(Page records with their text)
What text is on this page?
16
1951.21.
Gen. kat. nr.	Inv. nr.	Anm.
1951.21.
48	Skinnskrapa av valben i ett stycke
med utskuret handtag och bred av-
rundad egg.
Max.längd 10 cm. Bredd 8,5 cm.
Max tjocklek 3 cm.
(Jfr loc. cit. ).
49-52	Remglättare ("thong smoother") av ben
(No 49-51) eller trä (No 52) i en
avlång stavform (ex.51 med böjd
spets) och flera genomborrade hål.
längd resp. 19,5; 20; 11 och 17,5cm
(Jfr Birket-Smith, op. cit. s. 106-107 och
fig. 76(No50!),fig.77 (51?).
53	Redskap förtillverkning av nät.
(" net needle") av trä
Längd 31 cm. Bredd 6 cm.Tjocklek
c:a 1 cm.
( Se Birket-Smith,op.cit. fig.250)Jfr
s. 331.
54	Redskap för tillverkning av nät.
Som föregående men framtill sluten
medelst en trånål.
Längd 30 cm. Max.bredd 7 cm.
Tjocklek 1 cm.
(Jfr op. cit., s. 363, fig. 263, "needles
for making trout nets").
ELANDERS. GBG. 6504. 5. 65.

**WHAT THE TASK REQUIRES**
Starting with the first entry and ending with the last, give all of them again unchanged.

**EXPECTED ANSWER**
What text is on this page?
16
1951.21.
Gen. kat. nr.	Inv. nr.	Anm.
1951.21.
48	Skinnskrapa av valben i ett stycke
med utskuret handtag och bred av-
rundad egg.
Max.längd 10 cm. Bredd 8,5 cm.
Max tjocklek 3 cm.
(Jfr loc. cit. ).
49-52	Remglättare ("thong smoother") av ben
(No 49-51) eller trä (No 52) i en
avlång stavform (ex.51 med böjd
spets) och flera genomborrade hål.
längd resp. 19,5; 20; 11 och 17,5cm
(Jfr Birket-Smith, op. cit. s. 106-107 och
fig. 76(No50!),fig.77 (51?).
53	Redskap förtillverkning av nät.
(" net needle") av trä
Längd 31 cm. Bredd 6 cm.Tjocklek
c:a 1 cm.
( Se Birket-Smith,op.cit. fig.250)Jfr
s. 331.
54	Redskap för tillverkning av nät.
Som föregående men framtill sluten
medelst en trånål.
Längd 30 cm. Max.bredd 7 cm.
Tjocklek 1 cm.
(Jfr op. cit., s. 363, fig. 263, "needles
for making trout nets").
ELANDERS. GBG. 6504. 5. 65.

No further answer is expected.